▶ Written problem
Reproduce every entry below precisely. Pictures are excluded from the copy.

Data entries:
----

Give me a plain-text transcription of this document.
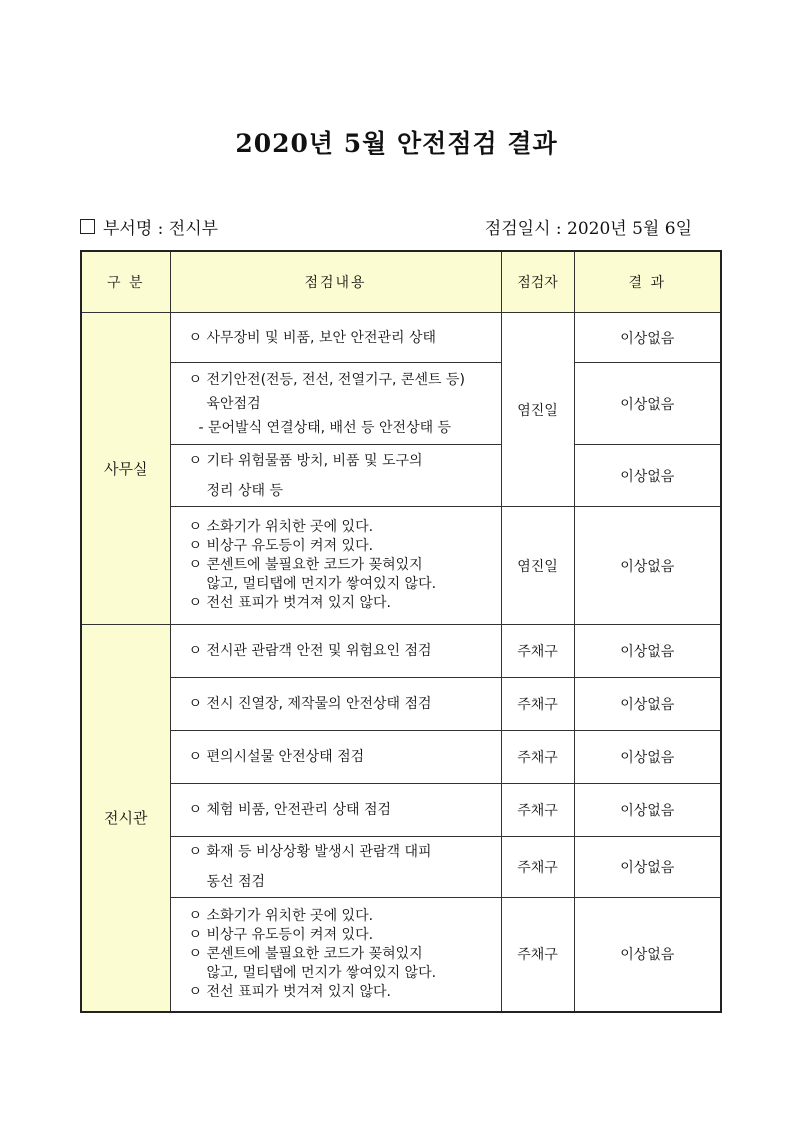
2020년 5월 안전점검 결과
부서명 : 전시부	점검일시 : 2020년 5월 6일
구 분	점검내용	점검자	결 과
사무실	ㅇ 사무장비 및 비품, 보안 안전관리 상태	염진일	이상없음

	ㅇ 전기안전(전등, 전선, 전열기구, 콘센트 등)
육안점검
- 문어발식 연결상태, 배선 등 안전상태 등		이상없음

	ㅇ 기타 위험물품 방치, 비품 및 도구의
정리 상태 등		이상없음

	ㅇ 소화기가 위치한 곳에 있다.
ㅇ 비상구 유도등이 켜져 있다.
ㅇ 콘센트에 불필요한 코드가 꽂혀있지
않고, 멀티탭에 먼지가 쌓여있지 않다.
ㅇ 전선 표피가 벗겨져 있지 않다.	염진일	이상없음
전시관	ㅇ 전시관 관람객 안전 및 위험요인 점검	주채구	이상없음

	ㅇ 전시 진열장, 제작물의 안전상태 점검	주채구	이상없음

	ㅇ 편의시설물 안전상태 점검	주채구	이상없음

	ㅇ 체험 비품, 안전관리 상태 점검	주채구	이상없음

	ㅇ 화재 등 비상상황 발생시 관람객 대피
동선 점검	주채구	이상없음

	ㅇ 소화기가 위치한 곳에 있다.
ㅇ 비상구 유도등이 켜져 있다.
ㅇ 콘센트에 불필요한 코드가 꽂혀있지
않고, 멀티탭에 먼지가 쌓여있지 않다.
ㅇ 전선 표피가 벗겨져 있지 않다.	주채구	이상없음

----

▶ Output below
Give me a plain-text transcription of this document.
2020년 5월 안전점검 결과
부서명 : 전시부	점검일시 : 2020년 5월 6일
구 분	점검내용	점검자	결 과
사무실	ㅇ 사무장비 및 비품, 보안 안전관리 상태	염진일	이상없음

	ㅇ 전기안전(전등, 전선, 전열기구, 콘센트 등)
육안점검
- 문어발식 연결상태, 배선 등 안전상태 등		이상없음

	ㅇ 기타 위험물품 방치, 비품 및 도구의
정리 상태 등		이상없음

	ㅇ 소화기가 위치한 곳에 있다.
ㅇ 비상구 유도등이 켜져 있다.
ㅇ 콘센트에 불필요한 코드가 꽂혀있지
않고, 멀티탭에 먼지가 쌓여있지 않다.
ㅇ 전선 표피가 벗겨져 있지 않다.	염진일	이상없음
전시관	ㅇ 전시관 관람객 안전 및 위험요인 점검	주채구	이상없음

	ㅇ 전시 진열장, 제작물의 안전상태 점검	주채구	이상없음

	ㅇ 편의시설물 안전상태 점검	주채구	이상없음

	ㅇ 체험 비품, 안전관리 상태 점검	주채구	이상없음

	ㅇ 화재 등 비상상황 발생시 관람객 대피
동선 점검	주채구	이상없음

	ㅇ 소화기가 위치한 곳에 있다.
ㅇ 비상구 유도등이 켜져 있다.
ㅇ 콘센트에 불필요한 코드가 꽂혀있지
않고, 멀티탭에 먼지가 쌓여있지 않다.
ㅇ 전선 표피가 벗겨져 있지 않다.	주채구	이상없음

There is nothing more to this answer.